=== Task data ===

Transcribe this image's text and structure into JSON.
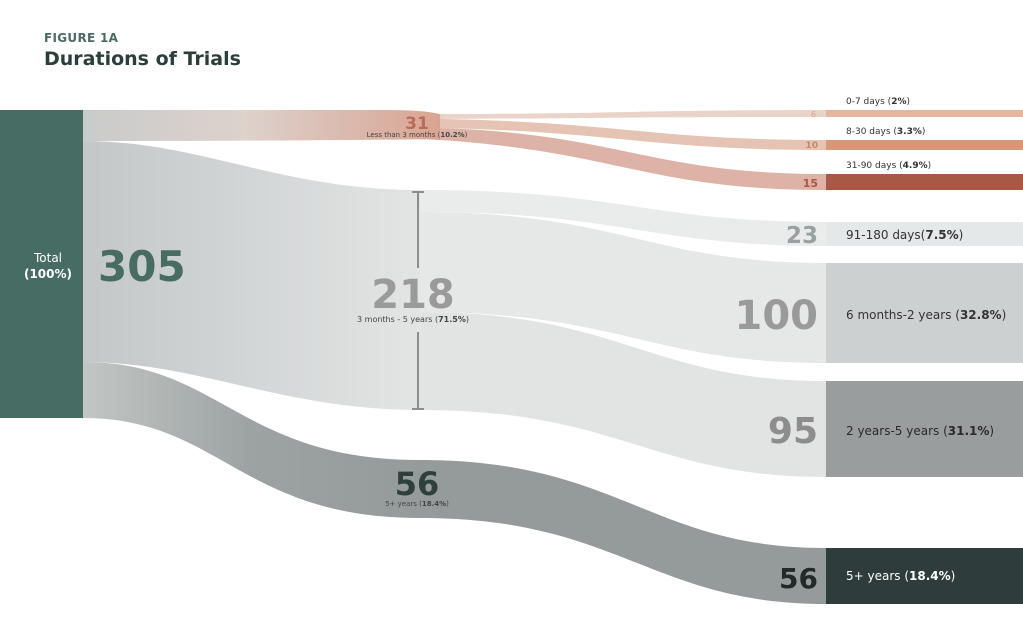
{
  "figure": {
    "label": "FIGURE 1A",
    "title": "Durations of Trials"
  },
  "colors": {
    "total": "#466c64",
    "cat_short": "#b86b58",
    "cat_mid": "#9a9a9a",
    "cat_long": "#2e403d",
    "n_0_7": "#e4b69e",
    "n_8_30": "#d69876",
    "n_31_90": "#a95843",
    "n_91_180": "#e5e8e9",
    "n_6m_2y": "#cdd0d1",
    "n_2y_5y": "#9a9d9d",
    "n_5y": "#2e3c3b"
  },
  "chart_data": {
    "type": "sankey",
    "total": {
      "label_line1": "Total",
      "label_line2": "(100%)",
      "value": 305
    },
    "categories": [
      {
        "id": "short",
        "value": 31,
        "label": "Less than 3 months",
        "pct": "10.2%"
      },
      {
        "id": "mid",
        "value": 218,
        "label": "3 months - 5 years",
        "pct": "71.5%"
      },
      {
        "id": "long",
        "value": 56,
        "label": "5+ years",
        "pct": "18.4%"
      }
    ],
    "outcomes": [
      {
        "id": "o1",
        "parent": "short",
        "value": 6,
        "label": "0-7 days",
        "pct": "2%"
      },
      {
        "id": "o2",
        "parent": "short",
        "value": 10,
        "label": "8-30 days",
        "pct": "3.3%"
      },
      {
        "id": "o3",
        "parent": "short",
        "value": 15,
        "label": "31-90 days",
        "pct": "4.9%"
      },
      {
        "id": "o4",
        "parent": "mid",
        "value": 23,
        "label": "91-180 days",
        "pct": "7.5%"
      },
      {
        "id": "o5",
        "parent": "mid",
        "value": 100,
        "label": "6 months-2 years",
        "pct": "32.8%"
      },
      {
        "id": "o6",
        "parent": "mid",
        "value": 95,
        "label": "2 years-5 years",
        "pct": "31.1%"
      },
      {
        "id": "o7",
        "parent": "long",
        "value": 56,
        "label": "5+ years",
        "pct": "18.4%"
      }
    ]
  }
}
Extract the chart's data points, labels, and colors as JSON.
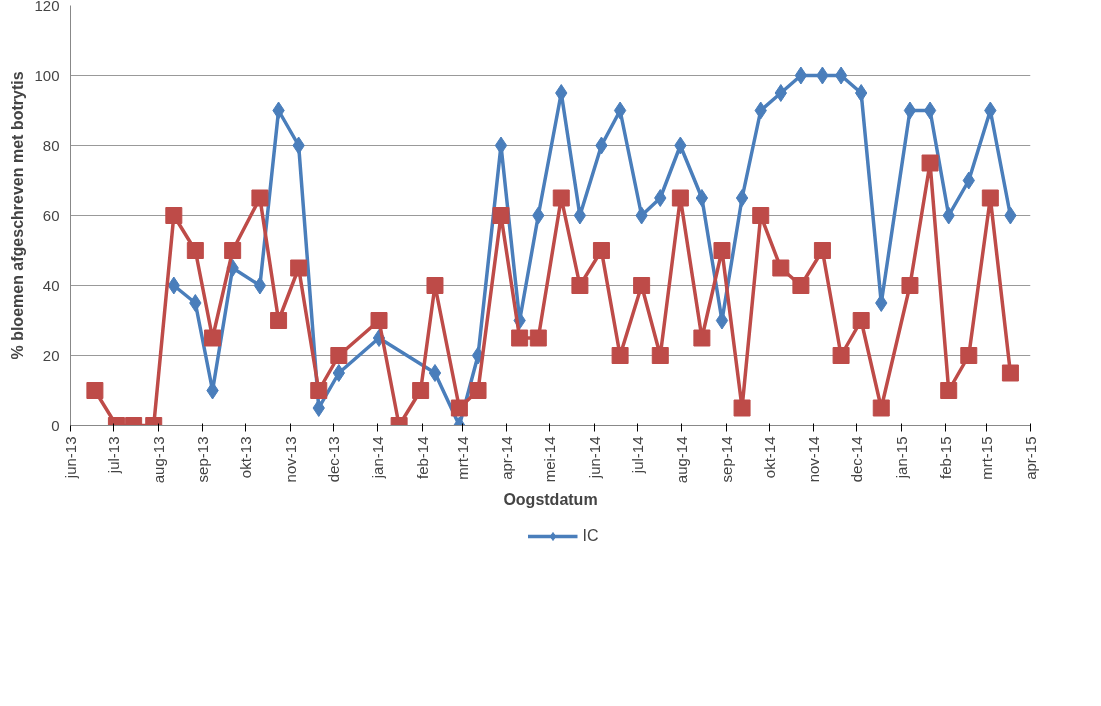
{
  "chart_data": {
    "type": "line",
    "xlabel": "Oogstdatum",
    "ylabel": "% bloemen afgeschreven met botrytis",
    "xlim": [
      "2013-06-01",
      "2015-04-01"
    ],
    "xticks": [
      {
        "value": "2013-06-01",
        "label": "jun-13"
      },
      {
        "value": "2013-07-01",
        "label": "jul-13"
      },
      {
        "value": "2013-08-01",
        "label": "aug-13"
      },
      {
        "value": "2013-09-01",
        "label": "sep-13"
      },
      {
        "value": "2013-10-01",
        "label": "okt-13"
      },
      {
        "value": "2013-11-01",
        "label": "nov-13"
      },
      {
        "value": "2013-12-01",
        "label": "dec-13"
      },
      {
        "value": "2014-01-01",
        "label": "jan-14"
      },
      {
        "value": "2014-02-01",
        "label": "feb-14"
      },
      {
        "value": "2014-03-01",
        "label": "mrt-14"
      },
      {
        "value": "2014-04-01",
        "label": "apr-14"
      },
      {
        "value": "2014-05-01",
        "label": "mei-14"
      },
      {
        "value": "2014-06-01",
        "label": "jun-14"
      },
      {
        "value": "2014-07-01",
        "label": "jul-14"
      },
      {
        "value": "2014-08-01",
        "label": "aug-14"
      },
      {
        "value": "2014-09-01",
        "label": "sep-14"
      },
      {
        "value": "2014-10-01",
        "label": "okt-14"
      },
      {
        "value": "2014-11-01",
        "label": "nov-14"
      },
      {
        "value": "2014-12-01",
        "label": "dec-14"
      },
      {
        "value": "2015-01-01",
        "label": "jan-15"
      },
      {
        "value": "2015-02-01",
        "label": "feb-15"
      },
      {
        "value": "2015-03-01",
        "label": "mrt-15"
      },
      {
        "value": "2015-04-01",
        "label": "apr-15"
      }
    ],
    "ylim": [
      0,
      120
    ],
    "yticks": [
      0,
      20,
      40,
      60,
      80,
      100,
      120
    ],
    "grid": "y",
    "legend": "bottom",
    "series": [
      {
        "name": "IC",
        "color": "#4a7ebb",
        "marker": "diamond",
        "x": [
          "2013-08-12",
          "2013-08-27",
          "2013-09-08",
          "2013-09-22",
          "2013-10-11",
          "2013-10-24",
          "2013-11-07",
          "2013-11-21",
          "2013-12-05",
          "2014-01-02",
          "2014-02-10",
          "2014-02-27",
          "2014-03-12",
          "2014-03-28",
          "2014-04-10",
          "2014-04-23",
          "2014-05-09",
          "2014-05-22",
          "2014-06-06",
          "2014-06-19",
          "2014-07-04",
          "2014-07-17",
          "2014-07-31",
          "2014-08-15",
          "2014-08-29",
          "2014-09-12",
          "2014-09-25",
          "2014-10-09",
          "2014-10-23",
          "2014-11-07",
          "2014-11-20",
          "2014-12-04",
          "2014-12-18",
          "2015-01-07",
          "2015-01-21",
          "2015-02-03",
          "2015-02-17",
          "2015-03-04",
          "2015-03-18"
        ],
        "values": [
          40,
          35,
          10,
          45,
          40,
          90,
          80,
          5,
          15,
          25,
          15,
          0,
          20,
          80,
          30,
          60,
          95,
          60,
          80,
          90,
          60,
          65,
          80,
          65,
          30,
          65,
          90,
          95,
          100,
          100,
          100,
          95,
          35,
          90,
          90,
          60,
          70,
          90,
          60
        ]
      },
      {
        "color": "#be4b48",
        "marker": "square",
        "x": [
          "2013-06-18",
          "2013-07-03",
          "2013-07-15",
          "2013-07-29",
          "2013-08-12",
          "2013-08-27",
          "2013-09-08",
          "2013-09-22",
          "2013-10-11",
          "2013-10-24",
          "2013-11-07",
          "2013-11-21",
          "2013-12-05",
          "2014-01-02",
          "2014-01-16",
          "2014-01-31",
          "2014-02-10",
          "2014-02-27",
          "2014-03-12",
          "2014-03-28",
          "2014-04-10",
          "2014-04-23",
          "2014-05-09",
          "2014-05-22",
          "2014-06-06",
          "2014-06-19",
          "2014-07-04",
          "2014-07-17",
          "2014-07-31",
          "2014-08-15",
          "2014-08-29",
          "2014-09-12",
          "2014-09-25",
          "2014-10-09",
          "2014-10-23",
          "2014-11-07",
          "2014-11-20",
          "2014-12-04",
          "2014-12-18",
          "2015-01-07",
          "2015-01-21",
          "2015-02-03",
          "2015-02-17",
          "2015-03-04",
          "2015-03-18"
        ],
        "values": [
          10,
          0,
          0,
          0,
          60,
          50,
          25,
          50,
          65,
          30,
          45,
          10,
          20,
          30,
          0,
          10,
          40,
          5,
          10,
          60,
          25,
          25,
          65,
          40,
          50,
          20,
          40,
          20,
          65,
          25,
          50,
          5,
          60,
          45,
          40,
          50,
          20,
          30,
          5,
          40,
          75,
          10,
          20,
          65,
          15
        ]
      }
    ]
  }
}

===

◆ Problem to solve:
Pictures are to be left out; all else in the entries above is to be quoted exactly.

◆ Answer for the task:
Transcribe this image's text and structure into JSON.
{
  "figure": {
    "label": "FIGURE 1A",
    "title": "Durations of Trials"
  },
  "colors": {
    "total": "#466c64",
    "cat_short": "#b86b58",
    "cat_mid": "#9a9a9a",
    "cat_long": "#2e403d",
    "n_0_7": "#e4b69e",
    "n_8_30": "#d69876",
    "n_31_90": "#a95843",
    "n_91_180": "#e5e8e9",
    "n_6m_2y": "#cdd0d1",
    "n_2y_5y": "#9a9d9d",
    "n_5y": "#2e3c3b"
  },
  "chart_data": {
    "type": "sankey",
    "total": {
      "label_line1": "Total",
      "label_line2": "(100%)",
      "value": 305
    },
    "categories": [
      {
        "id": "short",
        "value": 31,
        "label": "Less than 3 months",
        "pct": "10.2%"
      },
      {
        "id": "mid",
        "value": 218,
        "label": "3 months - 5 years",
        "pct": "71.5%"
      },
      {
        "id": "long",
        "value": 56,
        "label": "5+ years",
        "pct": "18.4%"
      }
    ],
    "outcomes": [
      {
        "id": "o1",
        "parent": "short",
        "value": 6,
        "label": "0-7 days",
        "pct": "2%"
      },
      {
        "id": "o2",
        "parent": "short",
        "value": 10,
        "label": "8-30 days",
        "pct": "3.3%"
      },
      {
        "id": "o3",
        "parent": "short",
        "value": 15,
        "label": "31-90 days",
        "pct": "4.9%"
      },
      {
        "id": "o4",
        "parent": "mid",
        "value": 23,
        "label": "91-180 days",
        "pct": "7.5%"
      },
      {
        "id": "o5",
        "parent": "mid",
        "value": 100,
        "label": "6 months-2 years",
        "pct": "32.8%"
      },
      {
        "id": "o6",
        "parent": "mid",
        "value": 95,
        "label": "2 years-5 years",
        "pct": "31.1%"
      },
      {
        "id": "o7",
        "parent": "long",
        "value": 56,
        "label": "5+ years",
        "pct": "18.4%"
      }
    ]
  }
}
Extract the chart's data points, labels, and colors as JSON.
{
  "chart_data": {
    "type": "line",
    "xlabel": "Oogstdatum",
    "ylabel": "% bloemen afgeschreven met botrytis",
    "xlim": [
      "2013-06-01",
      "2015-04-01"
    ],
    "xticks": [
      {
        "value": "2013-06-01",
        "label": "jun-13"
      },
      {
        "value": "2013-07-01",
        "label": "jul-13"
      },
      {
        "value": "2013-08-01",
        "label": "aug-13"
      },
      {
        "value": "2013-09-01",
        "label": "sep-13"
      },
      {
        "value": "2013-10-01",
        "label": "okt-13"
      },
      {
        "value": "2013-11-01",
        "label": "nov-13"
      },
      {
        "value": "2013-12-01",
        "label": "dec-13"
      },
      {
        "value": "2014-01-01",
        "label": "jan-14"
      },
      {
        "value": "2014-02-01",
        "label": "feb-14"
      },
      {
        "value": "2014-03-01",
        "label": "mrt-14"
      },
      {
        "value": "2014-04-01",
        "label": "apr-14"
      },
      {
        "value": "2014-05-01",
        "label": "mei-14"
      },
      {
        "value": "2014-06-01",
        "label": "jun-14"
      },
      {
        "value": "2014-07-01",
        "label": "jul-14"
      },
      {
        "value": "2014-08-01",
        "label": "aug-14"
      },
      {
        "value": "2014-09-01",
        "label": "sep-14"
      },
      {
        "value": "2014-10-01",
        "label": "okt-14"
      },
      {
        "value": "2014-11-01",
        "label": "nov-14"
      },
      {
        "value": "2014-12-01",
        "label": "dec-14"
      },
      {
        "value": "2015-01-01",
        "label": "jan-15"
      },
      {
        "value": "2015-02-01",
        "label": "feb-15"
      },
      {
        "value": "2015-03-01",
        "label": "mrt-15"
      },
      {
        "value": "2015-04-01",
        "label": "apr-15"
      }
    ],
    "ylim": [
      0,
      120
    ],
    "yticks": [
      0,
      20,
      40,
      60,
      80,
      100,
      120
    ],
    "grid": "y",
    "legend": "bottom",
    "series": [
      {
        "name": "IC",
        "color": "#4a7ebb",
        "marker": "diamond",
        "x": [
          "2013-08-12",
          "2013-08-27",
          "2013-09-08",
          "2013-09-22",
          "2013-10-11",
          "2013-10-24",
          "2013-11-07",
          "2013-11-21",
          "2013-12-05",
          "2014-01-02",
          "2014-02-10",
          "2014-02-27",
          "2014-03-12",
          "2014-03-28",
          "2014-04-10",
          "2014-04-23",
          "2014-05-09",
          "2014-05-22",
          "2014-06-06",
          "2014-06-19",
          "2014-07-04",
          "2014-07-17",
          "2014-07-31",
          "2014-08-15",
          "2014-08-29",
          "2014-09-12",
          "2014-09-25",
          "2014-10-09",
          "2014-10-23",
          "2014-11-07",
          "2014-11-20",
          "2014-12-04",
          "2014-12-18",
          "2015-01-07",
          "2015-01-21",
          "2015-02-03",
          "2015-02-17",
          "2015-03-04",
          "2015-03-18"
        ],
        "values": [
          40,
          35,
          10,
          45,
          40,
          90,
          80,
          5,
          15,
          25,
          15,
          0,
          20,
          80,
          30,
          60,
          95,
          60,
          80,
          90,
          60,
          65,
          80,
          65,
          30,
          65,
          90,
          95,
          100,
          100,
          100,
          95,
          35,
          90,
          90,
          60,
          70,
          90,
          60
        ]
      },
      {
        "color": "#be4b48",
        "marker": "square",
        "x": [
          "2013-06-18",
          "2013-07-03",
          "2013-07-15",
          "2013-07-29",
          "2013-08-12",
          "2013-08-27",
          "2013-09-08",
          "2013-09-22",
          "2013-10-11",
          "2013-10-24",
          "2013-11-07",
          "2013-11-21",
          "2013-12-05",
          "2014-01-02",
          "2014-01-16",
          "2014-01-31",
          "2014-02-10",
          "2014-02-27",
          "2014-03-12",
          "2014-03-28",
          "2014-04-10",
          "2014-04-23",
          "2014-05-09",
          "2014-05-22",
          "2014-06-06",
          "2014-06-19",
          "2014-07-04",
          "2014-07-17",
          "2014-07-31",
          "2014-08-15",
          "2014-08-29",
          "2014-09-12",
          "2014-09-25",
          "2014-10-09",
          "2014-10-23",
          "2014-11-07",
          "2014-11-20",
          "2014-12-04",
          "2014-12-18",
          "2015-01-07",
          "2015-01-21",
          "2015-02-03",
          "2015-02-17",
          "2015-03-04",
          "2015-03-18"
        ],
        "values": [
          10,
          0,
          0,
          0,
          60,
          50,
          25,
          50,
          65,
          30,
          45,
          10,
          20,
          30,
          0,
          10,
          40,
          5,
          10,
          60,
          25,
          25,
          65,
          40,
          50,
          20,
          40,
          20,
          65,
          25,
          50,
          5,
          60,
          45,
          40,
          50,
          20,
          30,
          5,
          40,
          75,
          10,
          20,
          65,
          15
        ]
      }
    ]
  }
}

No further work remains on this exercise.